++++ Input material ++++
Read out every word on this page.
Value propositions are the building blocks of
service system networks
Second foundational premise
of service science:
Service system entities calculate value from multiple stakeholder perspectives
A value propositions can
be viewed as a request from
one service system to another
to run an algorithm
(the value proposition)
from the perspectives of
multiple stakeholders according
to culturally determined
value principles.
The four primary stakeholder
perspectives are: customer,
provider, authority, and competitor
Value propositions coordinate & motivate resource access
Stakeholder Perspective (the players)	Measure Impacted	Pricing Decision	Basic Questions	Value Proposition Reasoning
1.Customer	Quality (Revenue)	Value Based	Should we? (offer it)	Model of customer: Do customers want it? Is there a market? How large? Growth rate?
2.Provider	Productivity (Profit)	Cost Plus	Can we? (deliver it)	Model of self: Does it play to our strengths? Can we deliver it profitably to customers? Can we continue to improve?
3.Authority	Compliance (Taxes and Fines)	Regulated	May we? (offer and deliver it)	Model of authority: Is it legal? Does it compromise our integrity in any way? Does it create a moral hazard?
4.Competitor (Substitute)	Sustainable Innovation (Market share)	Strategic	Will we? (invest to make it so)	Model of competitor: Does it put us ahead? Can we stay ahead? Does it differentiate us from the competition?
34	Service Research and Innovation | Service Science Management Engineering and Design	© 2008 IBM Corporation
++++
**Task:**
Set all of the entries down again, exactly as they were given.

**Output of the task:**
Read out every word on this page.
Value propositions are the building blocks of
service system networks
Second foundational premise
of service science:
Service system entities calculate value from multiple stakeholder perspectives
A value propositions can
be viewed as a request from
one service system to another
to run an algorithm
(the value proposition)
from the perspectives of
multiple stakeholders according
to culturally determined
value principles.
The four primary stakeholder
perspectives are: customer,
provider, authority, and competitor
Value propositions coordinate & motivate resource access
Stakeholder Perspective (the players)	Measure Impacted	Pricing Decision	Basic Questions	Value Proposition Reasoning
1.Customer	Quality (Revenue)	Value Based	Should we? (offer it)	Model of customer: Do customers want it? Is there a market? How large? Growth rate?
2.Provider	Productivity (Profit)	Cost Plus	Can we? (deliver it)	Model of self: Does it play to our strengths? Can we deliver it profitably to customers? Can we continue to improve?
3.Authority	Compliance (Taxes and Fines)	Regulated	May we? (offer and deliver it)	Model of authority: Is it legal? Does it compromise our integrity in any way? Does it create a moral hazard?
4.Competitor (Substitute)	Sustainable Innovation (Market share)	Strategic	Will we? (invest to make it so)	Model of competitor: Does it put us ahead? Can we stay ahead? Does it differentiate us from the competition?
34	Service Research and Innovation | Service Science Management Engineering and Design	© 2008 IBM Corporation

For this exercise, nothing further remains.